● **O PEDIDO**:
Reescreva o trecho do texto sobre cobrança excessiva que começa em "Tem sido cada" e termina em "por danos morais?", substituindo "credor" por "cobrador".

● **TEXTO**:

● ● ● ● ● ● ●

Tem sido cada vez mais comum conhecermos uma pessoa que vem sofrendo com excesso de cobrança por telefone, e-mail, whatsapp e cartas de empresas fornecedoras de produtos e serviços. As reclamações também são sempre as mesmas, de importunação em diversos horários do dia e em todos os dias da semana. O direito de cobrar uma dívida é assegurado ao credor. Mas qual é o limite desse direito? E quando a cobrança excessiva pode ser passível de indenização por danos morais?

As grandes empresas prestadoras de serviços em massa no Brasil investem cada vez mais em tecnologia, especialmente para a parte de relação com o cliente. Robôs são programados para ligar e cobrar o cliente devedor não dando espaço para um esclarecimento por parte do suposto devedor, não aceitando respostas negativas quanto ao débito e nem mesmo descadastrando os números incorretos. Quando não é dessa forma, as cobranças são terceirizadas a outras empresas, cujo pessoal também não é nem um pouco preparado para efetuar a cobrança da forma correta. Essas situações cotidianas é que acabam ultrapassando o limite do bom senso e causando perturbações ao consumidor.

● ● ● ● ● ● ●

● **EXTRATO DO MATERIAL**:
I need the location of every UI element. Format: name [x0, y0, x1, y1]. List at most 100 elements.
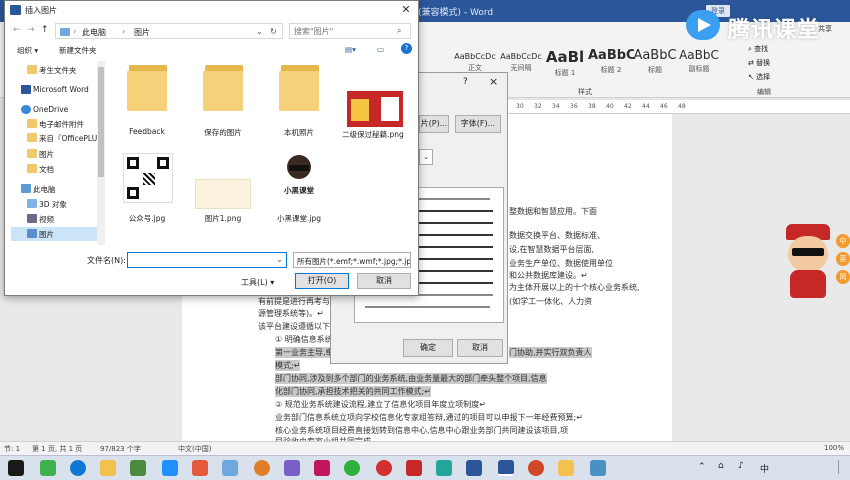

● ● ● ● ● ● ●

● **SOLUÇÃO ESCRITA**:
Tem sido cada vez mais comum conhecermos uma pessoa que vem sofrendo com excesso de cobrança por telefone, e-mail, whatsapp e cartas de empresas fornecedoras de produtos e serviços. As reclamações também são sempre as mesmas, de importunação em diversos horários do dia e em todos os dias da semana. O direito de cobrar uma dívida é assegurado ao cobrador. Mas qual é o limite desse direito? E quando a cobrança excessiva pode ser passível de indenização por danos morais?